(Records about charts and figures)
************

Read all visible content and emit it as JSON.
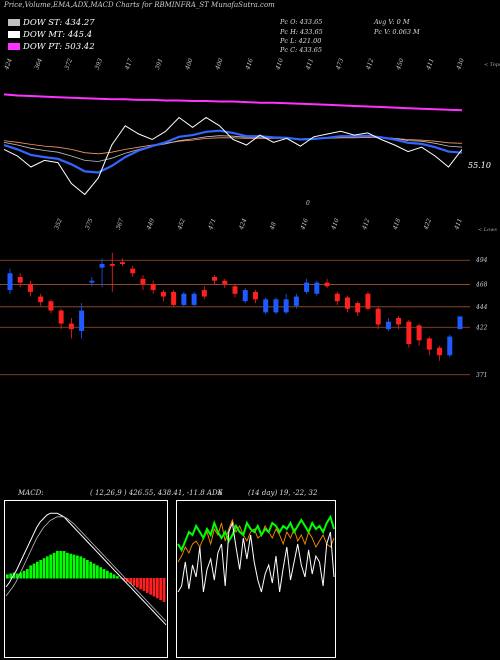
{
  "title": "Price,Volume,EMA,ADX,MACD Charts for RBMINFRA_ST MunafaSutra.com",
  "legend": [
    {
      "label": "DOW ST: 434.27",
      "color": "#c0c0c0"
    },
    {
      "label": "DOW MT: 445.4",
      "color": "#ffffff"
    },
    {
      "label": "DOW PT: 503.42",
      "color": "#ff33ff"
    }
  ],
  "info": {
    "pc_o": "Pc  O: 433.65",
    "pc_h": "Pc  H: 433.65",
    "pc_l": "Pc  L: 421.00",
    "pc_c": "Pc  C: 433.65",
    "avg_v": "Avg V: 0  M",
    "pc_v": "Pc  V: 0.063 M"
  },
  "colors": {
    "up": "#1e5aff",
    "down": "#ff2020",
    "grid": "#a0522d",
    "ema_long": "#ff33ff",
    "ema_blue": "#3366ff",
    "macd_hist": "#00ff00",
    "adx_green": "#00ff00",
    "adx_orange": "#ff8c00"
  },
  "chart_data": [
    {
      "type": "line",
      "name": "price-ema-panel",
      "top_labels": [
        "424",
        "364",
        "372",
        "393",
        "417",
        "391",
        "400",
        "400",
        "416",
        "410",
        "411",
        "473",
        "412",
        "450",
        "411",
        "430"
      ],
      "bottom_labels": [
        "352",
        "375",
        "367",
        "449",
        "452",
        "471",
        "424",
        "48",
        "416",
        "410",
        "412",
        "418",
        "422",
        "411"
      ],
      "mid_label": "0",
      "right_value": "55.10",
      "right_top": "< Tops",
      "right_bottom": "< Lows",
      "price_close": [
        412,
        400,
        380,
        392,
        388,
        350,
        330,
        360,
        420,
        455,
        440,
        430,
        445,
        470,
        452,
        470,
        455,
        430,
        420,
        438,
        425,
        432,
        418,
        435,
        440,
        445,
        438,
        442,
        430,
        420,
        408,
        416,
        400,
        380,
        412
      ],
      "ema_fast": [
        420,
        412,
        402,
        398,
        395,
        385,
        372,
        370,
        382,
        398,
        410,
        418,
        425,
        435,
        438,
        444,
        446,
        442,
        436,
        436,
        434,
        433,
        430,
        431,
        433,
        436,
        436,
        437,
        434,
        430,
        424,
        422,
        416,
        408,
        406
      ],
      "ema_mid": [
        425,
        420,
        414,
        410,
        407,
        400,
        392,
        390,
        396,
        405,
        412,
        418,
        422,
        428,
        431,
        435,
        437,
        436,
        434,
        434,
        433,
        433,
        431,
        432,
        433,
        435,
        435,
        436,
        434,
        432,
        428,
        427,
        423,
        418,
        416
      ],
      "ema_slow": [
        428,
        425,
        421,
        418,
        416,
        412,
        406,
        404,
        407,
        412,
        416,
        420,
        423,
        427,
        429,
        432,
        433,
        433,
        432,
        432,
        432,
        432,
        431,
        431,
        432,
        433,
        433,
        434,
        433,
        432,
        430,
        429,
        427,
        424,
        423
      ],
      "ema_long": [
        512,
        510,
        509,
        508,
        507,
        506,
        505,
        504,
        503,
        503,
        502,
        502,
        501,
        501,
        500,
        500,
        499,
        499,
        498,
        497,
        497,
        496,
        495,
        494,
        493,
        492,
        491,
        490,
        489,
        488,
        487,
        486,
        485,
        484,
        483
      ]
    },
    {
      "type": "candlestick",
      "name": "price-candles",
      "y_ticks": [
        "494",
        "468",
        "444",
        "422",
        "371"
      ],
      "ylim": [
        360,
        505
      ],
      "candles": [
        {
          "o": 462,
          "c": 480,
          "h": 485,
          "l": 458
        },
        {
          "o": 476,
          "c": 470,
          "h": 480,
          "l": 465
        },
        {
          "o": 468,
          "c": 460,
          "h": 472,
          "l": 455
        },
        {
          "o": 455,
          "c": 449,
          "h": 458,
          "l": 445
        },
        {
          "o": 450,
          "c": 440,
          "h": 452,
          "l": 437
        },
        {
          "o": 440,
          "c": 426,
          "h": 442,
          "l": 420
        },
        {
          "o": 426,
          "c": 420,
          "h": 432,
          "l": 410
        },
        {
          "o": 418,
          "c": 440,
          "h": 448,
          "l": 410
        },
        {
          "o": 470,
          "c": 472,
          "h": 476,
          "l": 466
        },
        {
          "o": 486,
          "c": 490,
          "h": 496,
          "l": 465
        },
        {
          "o": 490,
          "c": 488,
          "h": 502,
          "l": 460
        },
        {
          "o": 492,
          "c": 490,
          "h": 496,
          "l": 488
        },
        {
          "o": 485,
          "c": 480,
          "h": 488,
          "l": 476
        },
        {
          "o": 474,
          "c": 468,
          "h": 478,
          "l": 462
        },
        {
          "o": 468,
          "c": 462,
          "h": 472,
          "l": 458
        },
        {
          "o": 460,
          "c": 455,
          "h": 462,
          "l": 450
        },
        {
          "o": 460,
          "c": 446,
          "h": 462,
          "l": 444
        },
        {
          "o": 446,
          "c": 458,
          "h": 460,
          "l": 444
        },
        {
          "o": 446,
          "c": 458,
          "h": 460,
          "l": 444
        },
        {
          "o": 462,
          "c": 455,
          "h": 466,
          "l": 452
        },
        {
          "o": 476,
          "c": 472,
          "h": 478,
          "l": 468
        },
        {
          "o": 472,
          "c": 468,
          "h": 474,
          "l": 464
        },
        {
          "o": 466,
          "c": 458,
          "h": 468,
          "l": 454
        },
        {
          "o": 450,
          "c": 462,
          "h": 464,
          "l": 448
        },
        {
          "o": 460,
          "c": 452,
          "h": 462,
          "l": 448
        },
        {
          "o": 438,
          "c": 452,
          "h": 454,
          "l": 436
        },
        {
          "o": 438,
          "c": 452,
          "h": 454,
          "l": 436
        },
        {
          "o": 438,
          "c": 452,
          "h": 458,
          "l": 436
        },
        {
          "o": 445,
          "c": 455,
          "h": 458,
          "l": 442
        },
        {
          "o": 460,
          "c": 470,
          "h": 474,
          "l": 458
        },
        {
          "o": 458,
          "c": 470,
          "h": 472,
          "l": 456
        },
        {
          "o": 470,
          "c": 466,
          "h": 474,
          "l": 464
        },
        {
          "o": 458,
          "c": 450,
          "h": 460,
          "l": 446
        },
        {
          "o": 454,
          "c": 442,
          "h": 456,
          "l": 438
        },
        {
          "o": 448,
          "c": 438,
          "h": 450,
          "l": 434
        },
        {
          "o": 458,
          "c": 442,
          "h": 460,
          "l": 440
        },
        {
          "o": 442,
          "c": 425,
          "h": 444,
          "l": 420
        },
        {
          "o": 420,
          "c": 428,
          "h": 432,
          "l": 418
        },
        {
          "o": 432,
          "c": 425,
          "h": 434,
          "l": 420
        },
        {
          "o": 428,
          "c": 404,
          "h": 430,
          "l": 400
        },
        {
          "o": 424,
          "c": 408,
          "h": 426,
          "l": 402
        },
        {
          "o": 410,
          "c": 398,
          "h": 412,
          "l": 392
        },
        {
          "o": 400,
          "c": 392,
          "h": 402,
          "l": 386
        },
        {
          "o": 392,
          "c": 412,
          "h": 414,
          "l": 390
        },
        {
          "o": 420,
          "c": 433.65,
          "h": 433.65,
          "l": 421
        }
      ]
    },
    {
      "type": "bar",
      "name": "macd-panel",
      "label": "MACD:",
      "params": "( 12,26,9 ) 426.55, 438.41, -11.8 ADX",
      "histogram": [
        4,
        5,
        6,
        5,
        6,
        8,
        10,
        14,
        16,
        18,
        20,
        22,
        24,
        26,
        28,
        30,
        30,
        30,
        28,
        27,
        26,
        25,
        24,
        22,
        20,
        18,
        16,
        14,
        12,
        10,
        8,
        6,
        4,
        2,
        0,
        -2,
        -4,
        -6,
        -8,
        -10,
        -12,
        -14,
        -16,
        -18,
        -20,
        -22,
        -24,
        -26
      ],
      "macd_line": [
        -10,
        -5,
        2,
        8,
        16,
        24,
        32,
        40,
        48,
        56,
        62,
        66,
        70,
        72,
        72,
        72,
        70,
        68,
        64,
        60,
        56,
        52,
        48,
        44,
        40,
        36,
        32,
        28,
        24,
        20,
        16,
        12,
        8,
        4,
        0,
        -4,
        -8,
        -12,
        -16,
        -20,
        -24,
        -28,
        -32,
        -36,
        -40,
        -44,
        -48,
        -52
      ],
      "signal_line": [
        -20,
        -15,
        -10,
        -4,
        4,
        12,
        20,
        28,
        36,
        44,
        50,
        56,
        60,
        64,
        66,
        68,
        68,
        68,
        66,
        63,
        60,
        56,
        52,
        48,
        44,
        40,
        36,
        32,
        28,
        24,
        20,
        16,
        12,
        8,
        4,
        0,
        -4,
        -8,
        -12,
        -16,
        -20,
        -24,
        -28,
        -32,
        -36,
        -40,
        -44,
        -48
      ]
    },
    {
      "type": "line",
      "name": "adx-panel",
      "label": "6",
      "params": "(14  day) 19,  -22,  32",
      "adx_white": [
        40,
        44,
        60,
        42,
        58,
        50,
        70,
        40,
        55,
        62,
        48,
        66,
        72,
        44,
        80,
        86,
        70,
        55,
        76,
        62,
        78,
        60,
        48,
        40,
        52,
        58,
        46,
        64,
        40,
        56,
        70,
        48,
        60,
        72,
        58,
        50,
        68,
        52,
        64,
        60,
        44,
        72,
        80,
        50
      ],
      "adx_green": [
        72,
        68,
        74,
        80,
        78,
        84,
        80,
        76,
        82,
        78,
        86,
        80,
        76,
        80,
        74,
        78,
        84,
        80,
        78,
        86,
        82,
        80,
        84,
        78,
        82,
        80,
        86,
        84,
        80,
        84,
        82,
        86,
        80,
        84,
        88,
        84,
        80,
        86,
        82,
        84,
        80,
        86,
        90,
        82
      ],
      "adx_orange": [
        60,
        64,
        70,
        66,
        72,
        74,
        70,
        76,
        80,
        72,
        82,
        78,
        86,
        74,
        82,
        88,
        80,
        84,
        78,
        74,
        80,
        82,
        76,
        78,
        84,
        80,
        76,
        82,
        78,
        72,
        80,
        76,
        82,
        74,
        78,
        72,
        80,
        76,
        70,
        74,
        78,
        72,
        70,
        76
      ]
    }
  ]
}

************

Take every line from the data above that holds "params" and copy it out.

      "params": "( 12,26,9 ) 426.55, 438.41, -11.8 ADX",
      "params": "(14  day) 19,  -22,  32",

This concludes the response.